§ **Given task**
Return all entries word for word, but drop any images.

Dataset rows:

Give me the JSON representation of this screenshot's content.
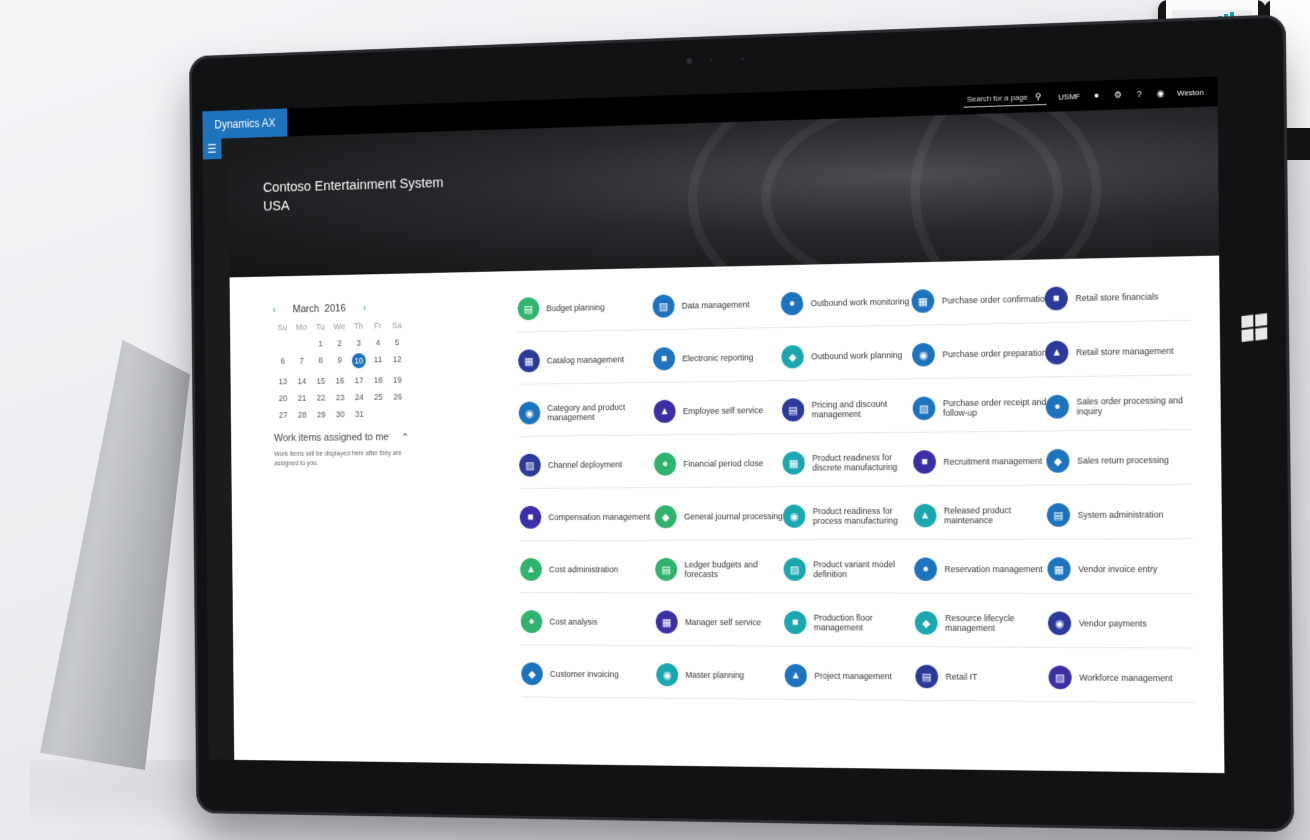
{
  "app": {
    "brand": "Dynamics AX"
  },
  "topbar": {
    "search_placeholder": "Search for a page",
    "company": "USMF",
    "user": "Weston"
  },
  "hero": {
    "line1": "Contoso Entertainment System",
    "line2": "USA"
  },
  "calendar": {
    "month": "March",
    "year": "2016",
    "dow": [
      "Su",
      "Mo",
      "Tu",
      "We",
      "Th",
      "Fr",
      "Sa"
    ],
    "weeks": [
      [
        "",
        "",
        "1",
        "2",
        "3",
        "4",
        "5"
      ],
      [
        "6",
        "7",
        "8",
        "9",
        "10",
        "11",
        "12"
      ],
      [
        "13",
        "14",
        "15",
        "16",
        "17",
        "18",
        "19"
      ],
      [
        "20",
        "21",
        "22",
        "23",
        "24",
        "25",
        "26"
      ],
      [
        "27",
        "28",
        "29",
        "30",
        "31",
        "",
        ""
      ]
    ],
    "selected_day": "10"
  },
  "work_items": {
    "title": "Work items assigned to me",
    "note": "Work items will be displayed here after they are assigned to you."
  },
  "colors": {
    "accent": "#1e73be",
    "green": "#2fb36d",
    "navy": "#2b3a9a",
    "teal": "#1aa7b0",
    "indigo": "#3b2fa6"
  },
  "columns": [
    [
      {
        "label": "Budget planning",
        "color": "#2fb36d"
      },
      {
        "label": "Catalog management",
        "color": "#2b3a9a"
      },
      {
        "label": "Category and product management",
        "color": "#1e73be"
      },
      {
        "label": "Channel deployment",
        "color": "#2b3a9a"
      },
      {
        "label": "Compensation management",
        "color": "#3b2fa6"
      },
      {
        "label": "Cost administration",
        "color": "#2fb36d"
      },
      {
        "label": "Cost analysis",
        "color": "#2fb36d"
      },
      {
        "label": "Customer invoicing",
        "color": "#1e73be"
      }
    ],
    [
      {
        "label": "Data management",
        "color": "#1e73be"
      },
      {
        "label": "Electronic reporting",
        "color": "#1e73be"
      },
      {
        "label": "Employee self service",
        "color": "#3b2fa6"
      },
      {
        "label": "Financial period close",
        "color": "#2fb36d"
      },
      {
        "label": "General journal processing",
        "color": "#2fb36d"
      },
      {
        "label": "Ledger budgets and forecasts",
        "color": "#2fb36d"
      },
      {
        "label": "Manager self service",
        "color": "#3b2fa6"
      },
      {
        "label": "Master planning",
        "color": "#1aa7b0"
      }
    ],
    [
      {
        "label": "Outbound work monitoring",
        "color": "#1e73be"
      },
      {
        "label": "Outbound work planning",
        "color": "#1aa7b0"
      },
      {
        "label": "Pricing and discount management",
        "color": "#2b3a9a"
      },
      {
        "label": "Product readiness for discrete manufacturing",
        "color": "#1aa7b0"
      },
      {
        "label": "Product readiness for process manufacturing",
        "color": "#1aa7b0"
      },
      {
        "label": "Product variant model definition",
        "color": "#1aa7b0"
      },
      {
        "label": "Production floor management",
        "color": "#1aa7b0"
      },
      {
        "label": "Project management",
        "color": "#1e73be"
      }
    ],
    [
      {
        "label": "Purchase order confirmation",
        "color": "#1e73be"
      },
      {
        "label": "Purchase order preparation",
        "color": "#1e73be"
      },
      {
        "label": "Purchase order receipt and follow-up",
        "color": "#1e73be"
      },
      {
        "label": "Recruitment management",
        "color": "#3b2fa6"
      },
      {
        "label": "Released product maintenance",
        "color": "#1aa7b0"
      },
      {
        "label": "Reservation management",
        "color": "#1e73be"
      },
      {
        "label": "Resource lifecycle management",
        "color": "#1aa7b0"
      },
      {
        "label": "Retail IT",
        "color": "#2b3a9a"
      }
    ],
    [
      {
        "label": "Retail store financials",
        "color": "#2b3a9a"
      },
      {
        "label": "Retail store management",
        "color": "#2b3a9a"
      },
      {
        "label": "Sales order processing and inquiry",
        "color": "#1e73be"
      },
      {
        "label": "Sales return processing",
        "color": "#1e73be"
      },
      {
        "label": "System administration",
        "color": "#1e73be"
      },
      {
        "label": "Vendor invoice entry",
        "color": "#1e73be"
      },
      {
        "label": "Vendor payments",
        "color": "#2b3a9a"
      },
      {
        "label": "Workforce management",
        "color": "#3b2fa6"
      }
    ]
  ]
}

§ **Task result**
Give me the JSON representation of this screenshot's content.
{
  "app": {
    "brand": "Dynamics AX"
  },
  "topbar": {
    "search_placeholder": "Search for a page",
    "company": "USMF",
    "user": "Weston"
  },
  "hero": {
    "line1": "Contoso Entertainment System",
    "line2": "USA"
  },
  "calendar": {
    "month": "March",
    "year": "2016",
    "dow": [
      "Su",
      "Mo",
      "Tu",
      "We",
      "Th",
      "Fr",
      "Sa"
    ],
    "weeks": [
      [
        "",
        "",
        "1",
        "2",
        "3",
        "4",
        "5"
      ],
      [
        "6",
        "7",
        "8",
        "9",
        "10",
        "11",
        "12"
      ],
      [
        "13",
        "14",
        "15",
        "16",
        "17",
        "18",
        "19"
      ],
      [
        "20",
        "21",
        "22",
        "23",
        "24",
        "25",
        "26"
      ],
      [
        "27",
        "28",
        "29",
        "30",
        "31",
        "",
        ""
      ]
    ],
    "selected_day": "10"
  },
  "work_items": {
    "title": "Work items assigned to me",
    "note": "Work items will be displayed here after they are assigned to you."
  },
  "colors": {
    "accent": "#1e73be",
    "green": "#2fb36d",
    "navy": "#2b3a9a",
    "teal": "#1aa7b0",
    "indigo": "#3b2fa6"
  },
  "columns": [
    [
      {
        "label": "Budget planning",
        "color": "#2fb36d"
      },
      {
        "label": "Catalog management",
        "color": "#2b3a9a"
      },
      {
        "label": "Category and product management",
        "color": "#1e73be"
      },
      {
        "label": "Channel deployment",
        "color": "#2b3a9a"
      },
      {
        "label": "Compensation management",
        "color": "#3b2fa6"
      },
      {
        "label": "Cost administration",
        "color": "#2fb36d"
      },
      {
        "label": "Cost analysis",
        "color": "#2fb36d"
      },
      {
        "label": "Customer invoicing",
        "color": "#1e73be"
      }
    ],
    [
      {
        "label": "Data management",
        "color": "#1e73be"
      },
      {
        "label": "Electronic reporting",
        "color": "#1e73be"
      },
      {
        "label": "Employee self service",
        "color": "#3b2fa6"
      },
      {
        "label": "Financial period close",
        "color": "#2fb36d"
      },
      {
        "label": "General journal processing",
        "color": "#2fb36d"
      },
      {
        "label": "Ledger budgets and forecasts",
        "color": "#2fb36d"
      },
      {
        "label": "Manager self service",
        "color": "#3b2fa6"
      },
      {
        "label": "Master planning",
        "color": "#1aa7b0"
      }
    ],
    [
      {
        "label": "Outbound work monitoring",
        "color": "#1e73be"
      },
      {
        "label": "Outbound work planning",
        "color": "#1aa7b0"
      },
      {
        "label": "Pricing and discount management",
        "color": "#2b3a9a"
      },
      {
        "label": "Product readiness for discrete manufacturing",
        "color": "#1aa7b0"
      },
      {
        "label": "Product readiness for process manufacturing",
        "color": "#1aa7b0"
      },
      {
        "label": "Product variant model definition",
        "color": "#1aa7b0"
      },
      {
        "label": "Production floor management",
        "color": "#1aa7b0"
      },
      {
        "label": "Project management",
        "color": "#1e73be"
      }
    ],
    [
      {
        "label": "Purchase order confirmation",
        "color": "#1e73be"
      },
      {
        "label": "Purchase order preparation",
        "color": "#1e73be"
      },
      {
        "label": "Purchase order receipt and follow-up",
        "color": "#1e73be"
      },
      {
        "label": "Recruitment management",
        "color": "#3b2fa6"
      },
      {
        "label": "Released product maintenance",
        "color": "#1aa7b0"
      },
      {
        "label": "Reservation management",
        "color": "#1e73be"
      },
      {
        "label": "Resource lifecycle management",
        "color": "#1aa7b0"
      },
      {
        "label": "Retail IT",
        "color": "#2b3a9a"
      }
    ],
    [
      {
        "label": "Retail store financials",
        "color": "#2b3a9a"
      },
      {
        "label": "Retail store management",
        "color": "#2b3a9a"
      },
      {
        "label": "Sales order processing and inquiry",
        "color": "#1e73be"
      },
      {
        "label": "Sales return processing",
        "color": "#1e73be"
      },
      {
        "label": "System administration",
        "color": "#1e73be"
      },
      {
        "label": "Vendor invoice entry",
        "color": "#1e73be"
      },
      {
        "label": "Vendor payments",
        "color": "#2b3a9a"
      },
      {
        "label": "Workforce management",
        "color": "#3b2fa6"
      }
    ]
  ]
}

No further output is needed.